* _Written task_
List every line in this data where the string "pour" occurs.

------

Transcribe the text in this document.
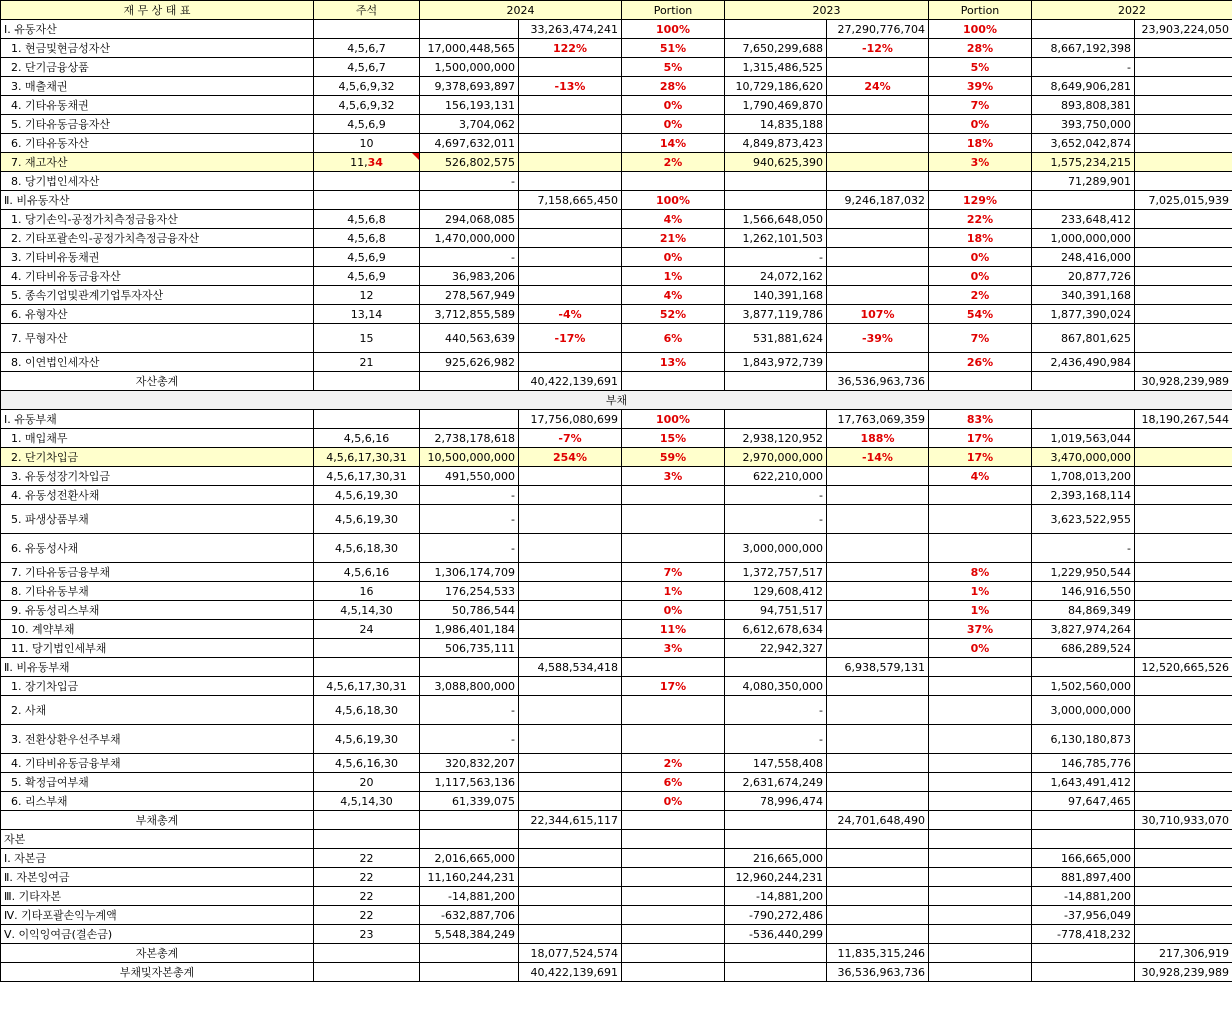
재 무 상 태 표	주석	2024		Portion	2023		Portion	2022	
Ⅰ. 유동자산			33,263,474,241	100%		27,290,776,704	100%		23,903,224,050
1. 현금및현금성자산	4,5,6,7	17,000,448,565	122%	51%	7,650,299,688	-12%	28%	8,667,192,398	
2. 단기금융상품	4,5,6,7	1,500,000,000		5%	1,315,486,525		5%	-	
3. 매출채권	4,5,6,9,32	9,378,693,897	-13%	28%	10,729,186,620	24%	39%	8,649,906,281	
4. 기타유동채권	4,5,6,9,32	156,193,131		0%	1,790,469,870		7%	893,808,381	
5. 기타유동금융자산	4,5,6,9	3,704,062		0%	14,835,188		0%	393,750,000	
6. 기타유동자산	10	4,697,632,011		14%	4,849,873,423		18%	3,652,042,874	
7. 재고자산	11,34	526,802,575		2%	940,625,390		3%	1,575,234,215	
8. 당기법인세자산		-						71,289,901	
Ⅱ. 비유동자산			7,158,665,450	100%		9,246,187,032	129%		7,025,015,939
1. 당기손익-공정가치측정금융자산	4,5,6,8	294,068,085		4%	1,566,648,050		22%	233,648,412	
2. 기타포괄손익-공정가치측정금융자산	4,5,6,8	1,470,000,000		21%	1,262,101,503		18%	1,000,000,000	
3. 기타비유동채권	4,5,6,9	-		0%	-		0%	248,416,000	
4. 기타비유동금융자산	4,5,6,9	36,983,206		1%	24,072,162		0%	20,877,726	
5. 종속기업및관계기업투자자산	12	278,567,949		4%	140,391,168		2%	340,391,168	
6. 유형자산	13,14	3,712,855,589	-4%	52%	3,877,119,786	107%	54%	1,877,390,024	
7. 무형자산	15	440,563,639	-17%	6%	531,881,624	-39%	7%	867,801,625	
8. 이연법인세자산	21	925,626,982		13%	1,843,972,739		26%	2,436,490,984	
자산총계			40,422,139,691			36,536,963,736			30,928,239,989
부채									
Ⅰ. 유동부채			17,756,080,699	100%		17,763,069,359	83%		18,190,267,544
1. 매입채무	4,5,6,16	2,738,178,618	-7%	15%	2,938,120,952	188%	17%	1,019,563,044	
2. 단기차입금	4,5,6,17,30,31	10,500,000,000	254%	59%	2,970,000,000	-14%	17%	3,470,000,000	
3. 유동성장기차입금	4,5,6,17,30,31	491,550,000		3%	622,210,000		4%	1,708,013,200	
4. 유동성전환사채	4,5,6,19,30	-			-			2,393,168,114	
5. 파생상품부채	4,5,6,19,30	-			-			3,623,522,955	
6. 유동성사채	4,5,6,18,30	-			3,000,000,000			-	
7. 기타유동금융부채	4,5,6,16	1,306,174,709		7%	1,372,757,517		8%	1,229,950,544	
8. 기타유동부채	16	176,254,533		1%	129,608,412		1%	146,916,550	
9. 유동성리스부채	4,5,14,30	50,786,544		0%	94,751,517		1%	84,869,349	
10. 계약부채	24	1,986,401,184		11%	6,612,678,634		37%	3,827,974,264	
11. 당기법인세부채		506,735,111		3%	22,942,327		0%	686,289,524	
Ⅱ. 비유동부채			4,588,534,418			6,938,579,131			12,520,665,526
1. 장기차입금	4,5,6,17,30,31	3,088,800,000		17%	4,080,350,000			1,502,560,000	
2. 사채	4,5,6,18,30	-			-			3,000,000,000	
3. 전환상환우선주부채	4,5,6,19,30	-			-			6,130,180,873	
4. 기타비유동금융부채	4,5,6,16,30	320,832,207		2%	147,558,408			146,785,776	
5. 확정급여부채	20	1,117,563,136		6%	2,631,674,249			1,643,491,412	
6. 리스부채	4,5,14,30	61,339,075		0%	78,996,474			97,647,465	
부채총계			22,344,615,117			24,701,648,490			30,710,933,070
자본									
Ⅰ. 자본금	22	2,016,665,000			216,665,000			166,665,000	
Ⅱ. 자본잉여금	22	11,160,244,231			12,960,244,231			881,897,400	
Ⅲ. 기타자본	22	-14,881,200			-14,881,200			-14,881,200	
Ⅳ. 기타포괄손익누계액	22	-632,887,706			-790,272,486			-37,956,049	
Ⅴ. 이익잉여금(결손금)	23	5,548,384,249			-536,440,299			-778,418,232	
자본총계			18,077,524,574			11,835,315,246			217,306,919
부채및자본총계			40,422,139,691			36,536,963,736			30,928,239,989
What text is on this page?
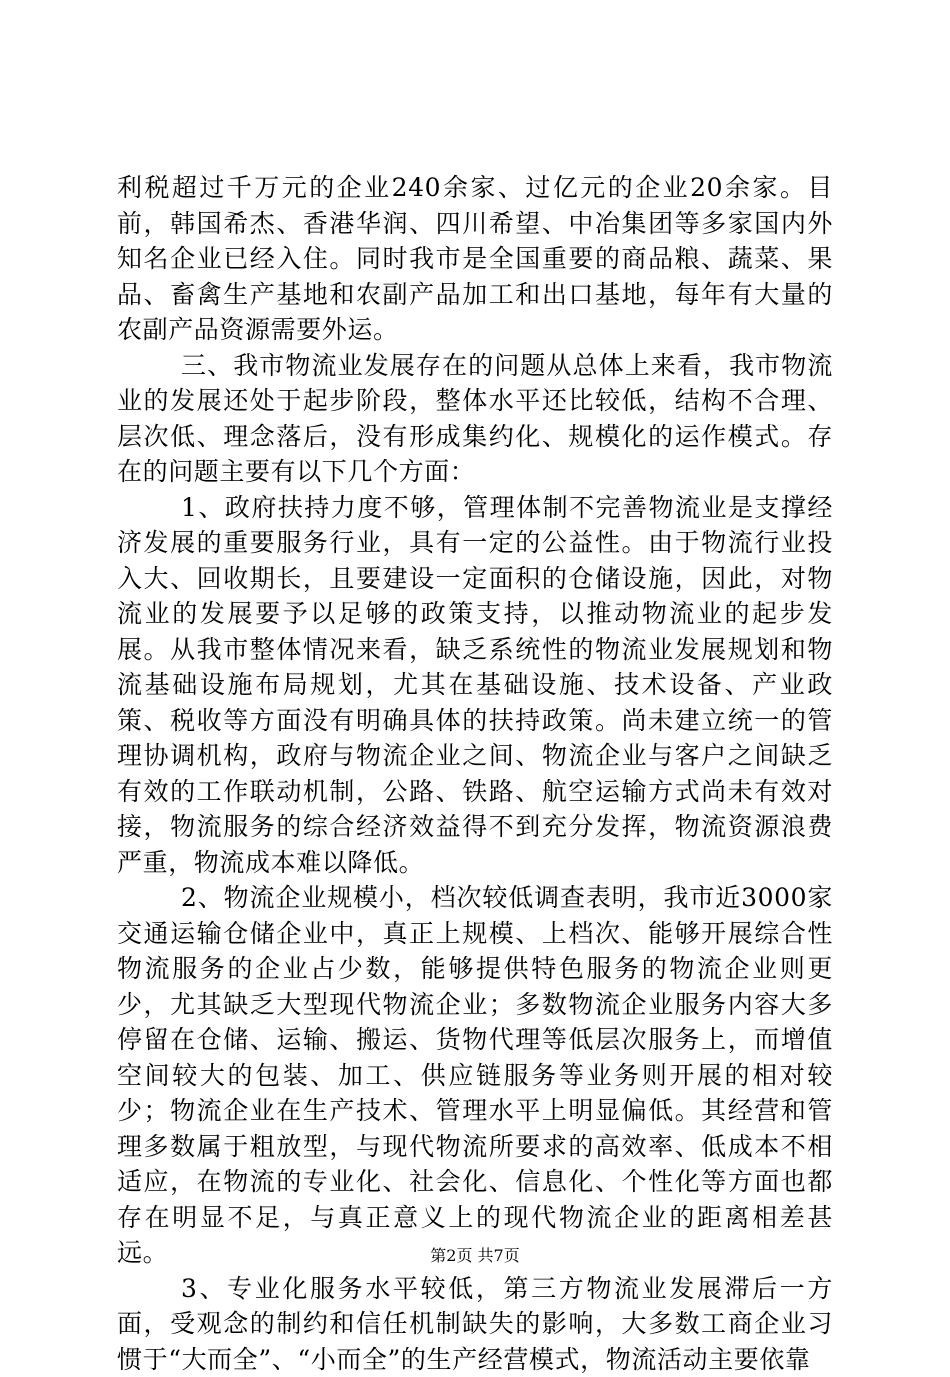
利税超过千万元的企业240余家、过亿元的企业20余家。目前，韩国希杰、香港华润、四川希望、中冶集团等多家国内外知名企业已经入住。同时我市是全国重要的商品粮、蔬菜、果品、畜禽生产基地和农副产品加工和出口基地，每年有大量的农副产品资源需要外运。

三、我市物流业发展存在的问题从总体上来看，我市物流业的发展还处于起步阶段，整体水平还比较低，结构不合理、层次低、理念落后，没有形成集约化、规模化的运作模式。存在的问题主要有以下几个方面：

1、政府扶持力度不够，管理体制不完善物流业是支撑经济发展的重要服务行业，具有一定的公益性。由于物流行业投入大、回收期长，且要建设一定面积的仓储设施，因此，对物流业的发展要予以足够的政策支持，以推动物流业的起步发展。从我市整体情况来看，缺乏系统性的物流业发展规划和物流基础设施布局规划，尤其在基础设施、技术设备、产业政策、税收等方面没有明确具体的扶持政策。尚未建立统一的管理协调机构，政府与物流企业之间、物流企业与客户之间缺乏有效的工作联动机制，公路、铁路、航空运输方式尚未有效对接，物流服务的综合经济效益得不到充分发挥，物流资源浪费严重，物流成本难以降低。

2、物流企业规模小，档次较低调查表明，我市近3000家交通运输仓储企业中，真正上规模、上档次、能够开展综合性物流服务的企业占少数，能够提供特色服务的物流企业则更少，尤其缺乏大型现代物流企业；多数物流企业服务内容大多停留在仓储、运输、搬运、货物代理等低层次服务上，而增值空间较大的包装、加工、供应链服务等业务则开展的相对较少；物流企业在生产技术、管理水平上明显偏低。其经营和管理多数属于粗放型，与现代物流所要求的高效率、低成本不相适应，在物流的专业化、社会化、信息化、个性化等方面也都存在明显不足，与真正意义上的现代物流企业的距离相差甚远。

3、专业化服务水平较低，第三方物流业发展滞后一方面，受观念的制约和信任机制缺失的影响，大多数工商企业习惯于“大而全”、“小而全”的生产经营模式，物流活动主要依靠

第2页 共7页
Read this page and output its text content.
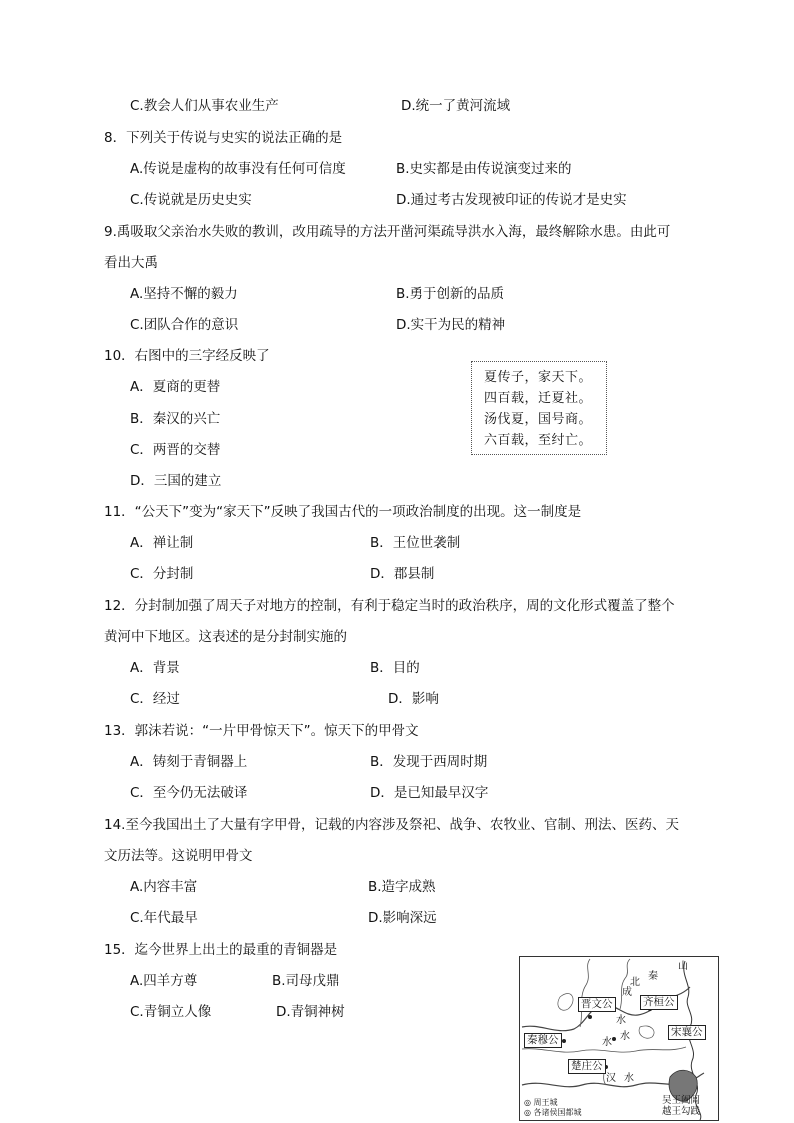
C.教会人们从事农业生产	D.统一了黄河流域
8．下列关于传说与史实的说法正确的是
A.传说是虚构的故事没有任何可信度	B.史实都是由传说演变过来的
C.传说就是历史史实	D.通过考古发现被印证的传说才是史实
9.禹吸取父亲治水失败的教训，改用疏导的方法开凿河渠疏导洪水入海，最终解除水患。由此可
看出大禹
A.坚持不懈的毅力	B.勇于创新的品质
C.团队合作的意识	D.实干为民的精神
10．右图中的三字经反映了
A．夏商的更替
B．秦汉的兴亡
C．两晋的交替
D．三国的建立
夏传子，家天下。
四百载，迁夏社。
汤伐夏，国号商。
六百载，至纣亡。
11．“公天下”变为“家天下”反映了我国古代的一项政治制度的出现。这一制度是
A．禅让制	B．王位世袭制
C．分封制	D．郡县制
12．分封制加强了周天子对地方的控制，有利于稳定当时的政治秩序，周的文化形式覆盖了整个
黄河中下地区。这表述的是分封制实施的
A．背景	B．目的
C．经过	D．影响
13．郭沫若说：“一片甲骨惊天下”。惊天下的甲骨文
A．铸刻于青铜器上	B．发现于西周时期
C．至今仍无法破译	D．是已知最早汉字
14.至今我国出土了大量有字甲骨，记载的内容涉及祭祀、战争、农牧业、官制、刑法、医药、天
文历法等。这说明甲骨文
A.内容丰富	B.造字成熟
C.年代最早	D.影响深远
15．迄今世界上出土的最重的青铜器是
A.四羊方尊	B.司母戊鼎
C.青铜立人像	D.青铜神树	晋文公	齐桓公
宋襄公
秦穆公
楚庄公
山
北
秦
成
水
水
水
汉 水
吴王阖闾
越王勾践
◎ 周王城
◎ 各诸侯国都城
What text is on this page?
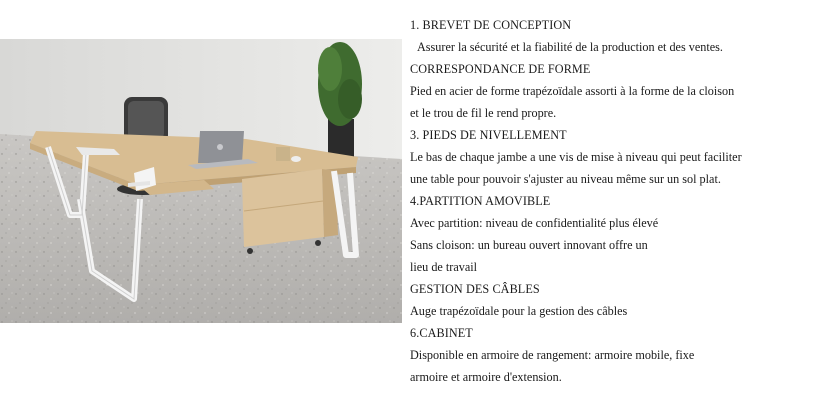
1. BREVET DE CONCEPTION
Assurer la sécurité et la fiabilité de la production et des ventes.
CORRESPONDANCE DE FORME
Pied en acier de forme trapézoïdale assorti à la forme de la cloison
et le trou de fil le rend propre.
3. PIEDS DE NIVELLEMENT
Le bas de chaque jambe a une vis de mise à niveau qui peut faciliter
une table pour pouvoir s'ajuster au niveau même sur un sol plat.
4.PARTITION AMOVIBLE
Avec partition: niveau de confidentialité plus élevé
Sans cloison: un bureau ouvert innovant offre un
lieu de travail
GESTION DES CÂBLES
Auge trapézoïdale pour la gestion des câbles
6.CABINET
Disponible en armoire de rangement: armoire mobile, fixe
armoire et armoire d'extension.
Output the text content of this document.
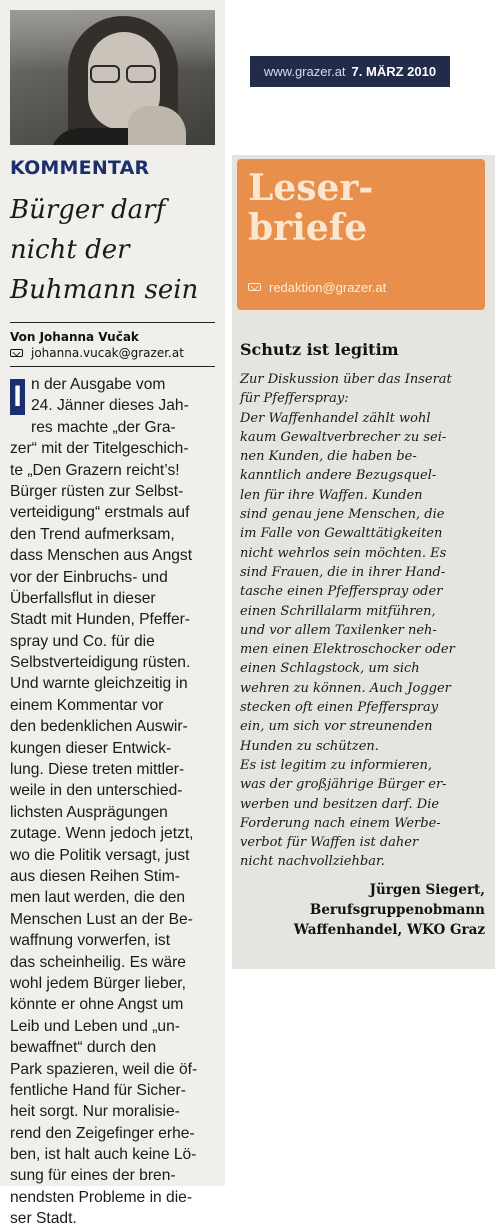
KOMMENTAR
Bürger darf
nicht der
Buhmann sein

Von Johanna Vučak

johanna.vucak@grazer.at
I n der Ausgabe vom
24. Jänner dieses Jah-
res machte „der Gra-
zer“ mit der Titelgeschich-
te „Den Grazern reicht’s!
Bürger rüsten zur Selbst-
verteidigung“ erstmals auf
den Trend aufmerksam,
dass Menschen aus Angst
vor der Einbruchs- und
Überfallsflut in dieser
Stadt mit Hunden, Pfeffer-
spray und Co. für die
Selbstverteidigung rüsten.
Und warnte gleichzeitig in
einem Kommentar vor
den bedenklichen Auswir-
kungen dieser Entwick-
lung. Diese treten mittler-
weile in den unterschied-
lichsten Ausprägungen
zutage. Wenn jedoch jetzt,
wo die Politik versagt, just
aus diesen Reihen Stim-
men laut werden, die den
Menschen Lust an der Be-
waffnung vorwerfen, ist
das scheinheilig. Es wäre
wohl jedem Bürger lieber,
könnte er ohne Angst um
Leib und Leben und „un-
bewaffnet“ durch den
Park spazieren, weil die öf-
fentliche Hand für Sicher-
heit sorgt. Nur moralisie-
rend den Zeigefinger erhe-
ben, ist halt auch keine Lö-
sung für eines der bren-
nendsten Probleme in die-
ser Stadt.
www.grazer.at 7. MÄRZ 2010
Leser-
briefe
redaktion@grazer.at
Schutz ist legitim
Zur Diskussion über das Inserat
für Pfefferspray:
Der Waffenhandel zählt wohl
kaum Gewaltverbrecher zu sei-
nen Kunden, die haben be-
kanntlich andere Bezugsquel-
len für ihre Waffen. Kunden
sind genau jene Menschen, die
im Falle von Gewalttätigkeiten
nicht wehrlos sein möchten. Es
sind Frauen, die in ihrer Hand-
tasche einen Pfefferspray oder
einen Schrillalarm mitführen,
und vor allem Taxilenker neh-
men einen Elektroschocker oder
einen Schlagstock, um sich
wehren zu können. Auch Jogger
stecken oft einen Pfefferspray
ein, um sich vor streunenden
Hunden zu schützen.
Es ist legitim zu informieren,
was der großjährige Bürger er-
werben und besitzen darf. Die
Forderung nach einem Werbe-
verbot für Waffen ist daher
nicht nachvollziehbar.
Jürgen Siegert,
Berufsgruppenobmann
Waffenhandel, WKO Graz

------

* _Correct response_
une table pour pouvoir s'ajuster au niveau même sur un sol plat.
Auge trapézoïdale pour la gestion des câbles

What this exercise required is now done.